Goal — Look through the data below and count each line where the word "values" appears. Reply with the count alone.

Records shown —

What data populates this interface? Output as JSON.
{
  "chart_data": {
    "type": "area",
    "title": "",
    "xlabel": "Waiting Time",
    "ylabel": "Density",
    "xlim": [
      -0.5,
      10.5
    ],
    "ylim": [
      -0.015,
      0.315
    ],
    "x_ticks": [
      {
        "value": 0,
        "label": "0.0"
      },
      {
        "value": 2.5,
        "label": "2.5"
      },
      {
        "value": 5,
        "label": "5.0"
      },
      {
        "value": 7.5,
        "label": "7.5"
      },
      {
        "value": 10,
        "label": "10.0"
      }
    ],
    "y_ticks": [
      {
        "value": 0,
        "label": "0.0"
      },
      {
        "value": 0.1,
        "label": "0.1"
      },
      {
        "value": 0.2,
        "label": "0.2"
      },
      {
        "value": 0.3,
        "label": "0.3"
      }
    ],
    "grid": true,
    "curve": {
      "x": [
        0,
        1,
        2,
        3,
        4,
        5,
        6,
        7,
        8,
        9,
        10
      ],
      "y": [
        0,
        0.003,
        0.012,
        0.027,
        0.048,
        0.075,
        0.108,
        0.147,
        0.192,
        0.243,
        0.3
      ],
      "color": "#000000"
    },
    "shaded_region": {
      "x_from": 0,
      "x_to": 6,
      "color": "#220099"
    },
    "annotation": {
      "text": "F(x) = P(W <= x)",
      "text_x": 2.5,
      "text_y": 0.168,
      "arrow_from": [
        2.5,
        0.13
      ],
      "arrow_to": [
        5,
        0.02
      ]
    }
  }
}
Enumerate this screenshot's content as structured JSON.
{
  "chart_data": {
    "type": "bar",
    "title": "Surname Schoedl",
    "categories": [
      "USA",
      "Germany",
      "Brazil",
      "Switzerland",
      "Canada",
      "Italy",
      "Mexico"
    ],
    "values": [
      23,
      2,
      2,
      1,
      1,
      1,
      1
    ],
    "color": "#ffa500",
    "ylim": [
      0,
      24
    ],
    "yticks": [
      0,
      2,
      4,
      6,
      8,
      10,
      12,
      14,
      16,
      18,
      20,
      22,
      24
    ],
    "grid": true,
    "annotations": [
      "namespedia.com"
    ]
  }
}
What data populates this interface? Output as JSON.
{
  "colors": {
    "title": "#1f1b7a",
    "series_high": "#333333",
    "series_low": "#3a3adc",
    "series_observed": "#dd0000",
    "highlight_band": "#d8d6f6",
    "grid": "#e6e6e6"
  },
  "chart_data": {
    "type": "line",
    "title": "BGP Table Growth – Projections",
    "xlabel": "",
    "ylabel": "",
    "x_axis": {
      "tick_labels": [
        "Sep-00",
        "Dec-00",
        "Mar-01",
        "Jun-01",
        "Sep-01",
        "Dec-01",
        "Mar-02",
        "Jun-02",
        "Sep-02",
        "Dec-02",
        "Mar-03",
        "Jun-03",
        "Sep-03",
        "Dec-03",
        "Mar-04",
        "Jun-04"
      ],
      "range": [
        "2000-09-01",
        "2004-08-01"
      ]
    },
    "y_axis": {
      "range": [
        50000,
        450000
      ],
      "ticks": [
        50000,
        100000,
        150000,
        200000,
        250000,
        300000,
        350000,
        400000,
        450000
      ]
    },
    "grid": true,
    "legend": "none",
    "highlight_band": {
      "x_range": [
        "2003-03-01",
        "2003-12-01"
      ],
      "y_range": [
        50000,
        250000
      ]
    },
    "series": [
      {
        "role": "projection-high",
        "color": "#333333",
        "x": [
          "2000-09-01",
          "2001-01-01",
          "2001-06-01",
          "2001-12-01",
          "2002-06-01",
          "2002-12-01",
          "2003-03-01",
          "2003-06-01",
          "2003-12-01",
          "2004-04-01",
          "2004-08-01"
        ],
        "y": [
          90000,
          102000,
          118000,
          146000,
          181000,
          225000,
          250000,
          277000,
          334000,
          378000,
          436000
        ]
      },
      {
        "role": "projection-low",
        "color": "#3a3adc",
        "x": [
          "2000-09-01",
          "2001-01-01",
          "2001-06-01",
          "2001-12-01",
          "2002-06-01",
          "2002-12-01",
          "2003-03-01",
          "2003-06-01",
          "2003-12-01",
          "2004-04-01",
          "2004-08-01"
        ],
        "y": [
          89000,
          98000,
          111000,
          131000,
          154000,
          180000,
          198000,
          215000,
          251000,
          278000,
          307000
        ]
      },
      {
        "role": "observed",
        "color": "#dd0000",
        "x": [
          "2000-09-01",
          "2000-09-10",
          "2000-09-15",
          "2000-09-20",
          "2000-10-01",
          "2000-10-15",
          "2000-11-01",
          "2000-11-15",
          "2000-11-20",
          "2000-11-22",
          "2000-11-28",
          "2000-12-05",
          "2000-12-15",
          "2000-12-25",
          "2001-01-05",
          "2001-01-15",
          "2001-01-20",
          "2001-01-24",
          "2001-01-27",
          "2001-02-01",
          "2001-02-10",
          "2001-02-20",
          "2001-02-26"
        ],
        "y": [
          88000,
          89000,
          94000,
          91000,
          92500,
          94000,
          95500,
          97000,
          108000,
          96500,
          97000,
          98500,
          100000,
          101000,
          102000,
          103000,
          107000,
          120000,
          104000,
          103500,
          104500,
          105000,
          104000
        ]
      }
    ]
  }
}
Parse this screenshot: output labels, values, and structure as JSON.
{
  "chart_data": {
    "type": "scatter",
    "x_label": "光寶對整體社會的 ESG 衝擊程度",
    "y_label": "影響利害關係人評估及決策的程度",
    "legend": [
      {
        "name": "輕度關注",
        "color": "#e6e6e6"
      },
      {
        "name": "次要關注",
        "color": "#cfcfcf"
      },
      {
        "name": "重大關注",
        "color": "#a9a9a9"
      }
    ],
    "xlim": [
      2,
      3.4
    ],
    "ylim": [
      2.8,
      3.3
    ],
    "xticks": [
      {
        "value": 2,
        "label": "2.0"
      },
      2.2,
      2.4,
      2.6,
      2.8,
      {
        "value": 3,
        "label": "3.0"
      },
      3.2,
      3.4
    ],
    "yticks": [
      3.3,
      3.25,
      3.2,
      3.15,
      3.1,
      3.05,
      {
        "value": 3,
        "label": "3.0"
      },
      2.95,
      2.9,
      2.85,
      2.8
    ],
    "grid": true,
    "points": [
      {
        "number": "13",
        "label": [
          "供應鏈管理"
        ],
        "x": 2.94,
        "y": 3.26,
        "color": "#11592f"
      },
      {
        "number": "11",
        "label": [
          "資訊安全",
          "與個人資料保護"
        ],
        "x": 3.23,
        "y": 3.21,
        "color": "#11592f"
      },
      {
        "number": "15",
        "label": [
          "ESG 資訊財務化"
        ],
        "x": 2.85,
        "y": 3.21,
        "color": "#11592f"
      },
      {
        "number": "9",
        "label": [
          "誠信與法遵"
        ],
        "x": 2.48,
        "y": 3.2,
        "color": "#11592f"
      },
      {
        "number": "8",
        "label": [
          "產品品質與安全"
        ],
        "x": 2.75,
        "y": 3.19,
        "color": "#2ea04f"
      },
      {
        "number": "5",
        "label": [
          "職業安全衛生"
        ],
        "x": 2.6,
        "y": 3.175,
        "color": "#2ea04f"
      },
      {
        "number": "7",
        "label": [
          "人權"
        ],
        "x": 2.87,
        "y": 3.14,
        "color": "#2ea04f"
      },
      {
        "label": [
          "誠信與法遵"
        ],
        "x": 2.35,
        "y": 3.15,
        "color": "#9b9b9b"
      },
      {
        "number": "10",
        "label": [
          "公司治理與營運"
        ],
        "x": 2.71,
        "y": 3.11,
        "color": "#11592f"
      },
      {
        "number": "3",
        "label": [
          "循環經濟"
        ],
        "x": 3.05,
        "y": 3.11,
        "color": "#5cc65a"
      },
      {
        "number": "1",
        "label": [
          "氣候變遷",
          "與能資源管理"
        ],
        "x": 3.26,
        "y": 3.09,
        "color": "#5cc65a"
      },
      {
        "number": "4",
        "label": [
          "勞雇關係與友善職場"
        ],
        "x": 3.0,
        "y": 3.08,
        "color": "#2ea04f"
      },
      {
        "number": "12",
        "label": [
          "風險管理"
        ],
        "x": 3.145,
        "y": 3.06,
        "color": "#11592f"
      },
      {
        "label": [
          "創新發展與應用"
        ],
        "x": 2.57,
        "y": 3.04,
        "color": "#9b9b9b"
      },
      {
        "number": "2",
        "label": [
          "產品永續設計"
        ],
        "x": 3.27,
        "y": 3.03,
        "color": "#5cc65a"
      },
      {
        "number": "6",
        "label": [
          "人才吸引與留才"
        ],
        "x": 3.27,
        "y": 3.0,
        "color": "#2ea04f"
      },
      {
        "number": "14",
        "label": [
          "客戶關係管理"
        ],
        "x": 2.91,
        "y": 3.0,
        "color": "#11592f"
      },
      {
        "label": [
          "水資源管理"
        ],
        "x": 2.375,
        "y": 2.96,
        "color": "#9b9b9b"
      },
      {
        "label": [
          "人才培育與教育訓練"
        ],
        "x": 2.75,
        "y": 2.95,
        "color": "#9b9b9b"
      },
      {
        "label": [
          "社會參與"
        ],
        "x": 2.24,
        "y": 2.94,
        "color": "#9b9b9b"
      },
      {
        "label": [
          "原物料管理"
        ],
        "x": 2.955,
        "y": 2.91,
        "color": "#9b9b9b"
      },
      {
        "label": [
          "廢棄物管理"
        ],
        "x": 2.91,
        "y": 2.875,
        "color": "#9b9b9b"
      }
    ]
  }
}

Task result — 2